### The exercise
Check each line of the material below for "Answer", then copy the ones that contain it.

### Records provided
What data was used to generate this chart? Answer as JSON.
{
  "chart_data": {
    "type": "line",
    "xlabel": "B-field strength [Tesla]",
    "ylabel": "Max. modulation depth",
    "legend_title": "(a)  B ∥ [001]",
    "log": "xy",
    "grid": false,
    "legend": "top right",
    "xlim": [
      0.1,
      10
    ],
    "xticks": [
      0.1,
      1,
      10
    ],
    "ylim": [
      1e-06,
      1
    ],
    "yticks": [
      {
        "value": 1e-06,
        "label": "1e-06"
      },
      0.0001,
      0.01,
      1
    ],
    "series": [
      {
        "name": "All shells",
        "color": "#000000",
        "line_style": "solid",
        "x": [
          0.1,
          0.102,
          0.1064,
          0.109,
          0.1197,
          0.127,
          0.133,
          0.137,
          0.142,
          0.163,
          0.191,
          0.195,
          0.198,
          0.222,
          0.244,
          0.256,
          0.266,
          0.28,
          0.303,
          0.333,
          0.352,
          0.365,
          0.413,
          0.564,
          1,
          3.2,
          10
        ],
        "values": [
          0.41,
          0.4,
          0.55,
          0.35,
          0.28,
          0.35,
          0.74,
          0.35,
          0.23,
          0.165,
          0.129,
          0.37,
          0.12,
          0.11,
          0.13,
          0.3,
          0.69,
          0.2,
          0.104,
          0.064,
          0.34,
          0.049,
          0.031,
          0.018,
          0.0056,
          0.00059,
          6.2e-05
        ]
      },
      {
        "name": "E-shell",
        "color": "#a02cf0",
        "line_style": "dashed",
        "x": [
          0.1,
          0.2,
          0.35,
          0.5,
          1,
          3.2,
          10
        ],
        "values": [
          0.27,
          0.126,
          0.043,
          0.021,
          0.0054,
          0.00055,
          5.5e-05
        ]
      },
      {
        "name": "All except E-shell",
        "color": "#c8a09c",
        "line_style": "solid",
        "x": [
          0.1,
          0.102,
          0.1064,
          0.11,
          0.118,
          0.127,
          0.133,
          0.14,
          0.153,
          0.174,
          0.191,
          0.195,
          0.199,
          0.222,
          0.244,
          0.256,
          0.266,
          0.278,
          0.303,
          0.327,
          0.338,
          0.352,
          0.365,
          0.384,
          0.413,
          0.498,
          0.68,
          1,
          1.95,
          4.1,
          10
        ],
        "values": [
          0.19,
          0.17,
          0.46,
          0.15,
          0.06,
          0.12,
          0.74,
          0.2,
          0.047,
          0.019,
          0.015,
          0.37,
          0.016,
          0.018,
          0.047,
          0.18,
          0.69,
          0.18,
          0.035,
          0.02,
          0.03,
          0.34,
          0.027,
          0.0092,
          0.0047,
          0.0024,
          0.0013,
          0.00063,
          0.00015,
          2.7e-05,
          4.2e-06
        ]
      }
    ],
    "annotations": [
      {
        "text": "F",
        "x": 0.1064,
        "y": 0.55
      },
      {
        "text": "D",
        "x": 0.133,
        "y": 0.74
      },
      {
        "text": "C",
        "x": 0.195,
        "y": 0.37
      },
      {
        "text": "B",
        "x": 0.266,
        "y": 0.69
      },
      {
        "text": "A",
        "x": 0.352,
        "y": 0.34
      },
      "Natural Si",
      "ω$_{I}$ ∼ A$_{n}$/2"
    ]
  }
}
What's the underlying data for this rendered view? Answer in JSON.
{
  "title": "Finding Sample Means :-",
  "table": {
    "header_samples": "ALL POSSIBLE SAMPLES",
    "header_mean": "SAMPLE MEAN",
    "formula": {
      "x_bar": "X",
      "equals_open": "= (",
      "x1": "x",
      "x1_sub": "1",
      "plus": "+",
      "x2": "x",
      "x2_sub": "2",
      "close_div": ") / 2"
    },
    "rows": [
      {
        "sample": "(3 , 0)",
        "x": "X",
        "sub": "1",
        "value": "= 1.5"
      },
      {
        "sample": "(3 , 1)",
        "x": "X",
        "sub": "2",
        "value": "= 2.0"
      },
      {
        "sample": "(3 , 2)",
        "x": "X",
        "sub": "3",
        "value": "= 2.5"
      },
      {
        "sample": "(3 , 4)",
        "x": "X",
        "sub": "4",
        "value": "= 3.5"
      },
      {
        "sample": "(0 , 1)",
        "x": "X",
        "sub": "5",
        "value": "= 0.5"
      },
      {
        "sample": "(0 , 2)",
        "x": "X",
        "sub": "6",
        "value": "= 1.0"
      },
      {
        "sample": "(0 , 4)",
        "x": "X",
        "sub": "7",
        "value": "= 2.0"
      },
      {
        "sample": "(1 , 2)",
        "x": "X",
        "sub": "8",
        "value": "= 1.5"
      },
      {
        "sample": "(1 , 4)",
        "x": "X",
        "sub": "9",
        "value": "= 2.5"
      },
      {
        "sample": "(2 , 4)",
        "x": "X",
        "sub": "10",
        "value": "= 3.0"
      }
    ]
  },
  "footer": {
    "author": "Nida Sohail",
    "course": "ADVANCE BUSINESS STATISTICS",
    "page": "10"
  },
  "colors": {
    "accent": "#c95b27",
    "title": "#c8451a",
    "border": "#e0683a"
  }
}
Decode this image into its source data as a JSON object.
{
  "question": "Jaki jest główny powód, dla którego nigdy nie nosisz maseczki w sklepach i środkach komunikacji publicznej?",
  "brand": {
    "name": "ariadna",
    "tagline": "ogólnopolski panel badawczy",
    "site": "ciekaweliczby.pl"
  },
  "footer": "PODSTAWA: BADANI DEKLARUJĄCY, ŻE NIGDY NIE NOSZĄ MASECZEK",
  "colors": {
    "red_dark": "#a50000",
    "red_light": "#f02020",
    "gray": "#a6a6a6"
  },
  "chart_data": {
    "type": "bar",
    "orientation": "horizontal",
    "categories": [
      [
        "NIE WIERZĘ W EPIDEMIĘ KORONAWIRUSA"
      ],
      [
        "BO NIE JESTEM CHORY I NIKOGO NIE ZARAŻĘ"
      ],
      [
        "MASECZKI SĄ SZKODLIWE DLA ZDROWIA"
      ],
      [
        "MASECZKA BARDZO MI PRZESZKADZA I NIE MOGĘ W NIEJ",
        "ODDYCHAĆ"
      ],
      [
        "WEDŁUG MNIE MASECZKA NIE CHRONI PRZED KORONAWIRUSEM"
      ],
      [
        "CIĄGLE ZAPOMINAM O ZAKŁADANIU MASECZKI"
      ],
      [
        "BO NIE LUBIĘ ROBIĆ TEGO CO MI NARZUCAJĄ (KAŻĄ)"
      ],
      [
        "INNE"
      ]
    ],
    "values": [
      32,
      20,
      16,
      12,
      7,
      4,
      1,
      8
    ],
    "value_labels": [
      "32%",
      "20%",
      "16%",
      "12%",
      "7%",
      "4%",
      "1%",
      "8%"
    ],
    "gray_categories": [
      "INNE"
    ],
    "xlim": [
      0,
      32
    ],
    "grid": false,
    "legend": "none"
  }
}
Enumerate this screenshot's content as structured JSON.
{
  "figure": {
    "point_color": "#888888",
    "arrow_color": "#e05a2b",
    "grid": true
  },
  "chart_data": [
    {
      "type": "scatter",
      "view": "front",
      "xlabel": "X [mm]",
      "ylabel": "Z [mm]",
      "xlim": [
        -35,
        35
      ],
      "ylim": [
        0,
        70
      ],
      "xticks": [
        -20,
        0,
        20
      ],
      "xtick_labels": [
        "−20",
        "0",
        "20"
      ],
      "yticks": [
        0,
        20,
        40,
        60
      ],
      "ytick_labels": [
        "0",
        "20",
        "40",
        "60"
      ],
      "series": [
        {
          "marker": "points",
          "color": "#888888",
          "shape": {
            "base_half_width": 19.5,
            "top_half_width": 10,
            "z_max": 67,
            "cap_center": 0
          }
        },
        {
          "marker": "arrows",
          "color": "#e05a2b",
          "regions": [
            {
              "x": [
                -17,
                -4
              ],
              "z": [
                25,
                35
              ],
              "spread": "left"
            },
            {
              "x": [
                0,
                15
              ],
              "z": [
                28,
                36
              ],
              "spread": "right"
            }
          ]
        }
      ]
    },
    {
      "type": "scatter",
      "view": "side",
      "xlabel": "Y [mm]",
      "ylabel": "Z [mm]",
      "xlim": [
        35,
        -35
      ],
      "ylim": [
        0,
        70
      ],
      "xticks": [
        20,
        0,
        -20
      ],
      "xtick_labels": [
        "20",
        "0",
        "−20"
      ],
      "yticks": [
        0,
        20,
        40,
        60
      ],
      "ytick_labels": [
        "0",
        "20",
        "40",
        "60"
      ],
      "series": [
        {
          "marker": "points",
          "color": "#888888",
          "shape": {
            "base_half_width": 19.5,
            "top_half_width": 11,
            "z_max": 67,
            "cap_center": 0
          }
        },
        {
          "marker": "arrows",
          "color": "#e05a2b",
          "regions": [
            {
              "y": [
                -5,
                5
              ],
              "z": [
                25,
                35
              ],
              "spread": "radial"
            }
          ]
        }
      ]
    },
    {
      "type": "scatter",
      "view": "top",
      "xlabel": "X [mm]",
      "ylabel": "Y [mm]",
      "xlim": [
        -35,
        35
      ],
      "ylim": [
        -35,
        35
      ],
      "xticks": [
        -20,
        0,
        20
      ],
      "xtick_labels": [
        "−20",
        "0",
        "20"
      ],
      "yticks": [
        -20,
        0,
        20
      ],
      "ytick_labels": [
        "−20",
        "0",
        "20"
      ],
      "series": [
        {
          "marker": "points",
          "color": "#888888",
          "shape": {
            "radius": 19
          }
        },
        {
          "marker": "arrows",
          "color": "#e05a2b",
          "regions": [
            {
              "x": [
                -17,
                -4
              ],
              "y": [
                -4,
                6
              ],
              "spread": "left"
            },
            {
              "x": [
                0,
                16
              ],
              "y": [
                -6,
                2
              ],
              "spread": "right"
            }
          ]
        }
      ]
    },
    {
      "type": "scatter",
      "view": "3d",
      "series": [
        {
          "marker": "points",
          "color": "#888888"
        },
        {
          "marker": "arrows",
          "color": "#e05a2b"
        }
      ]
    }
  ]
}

### Full response
What data was used to generate this chart? Answer as JSON.
What's the underlying data for this rendered view? Answer in JSON.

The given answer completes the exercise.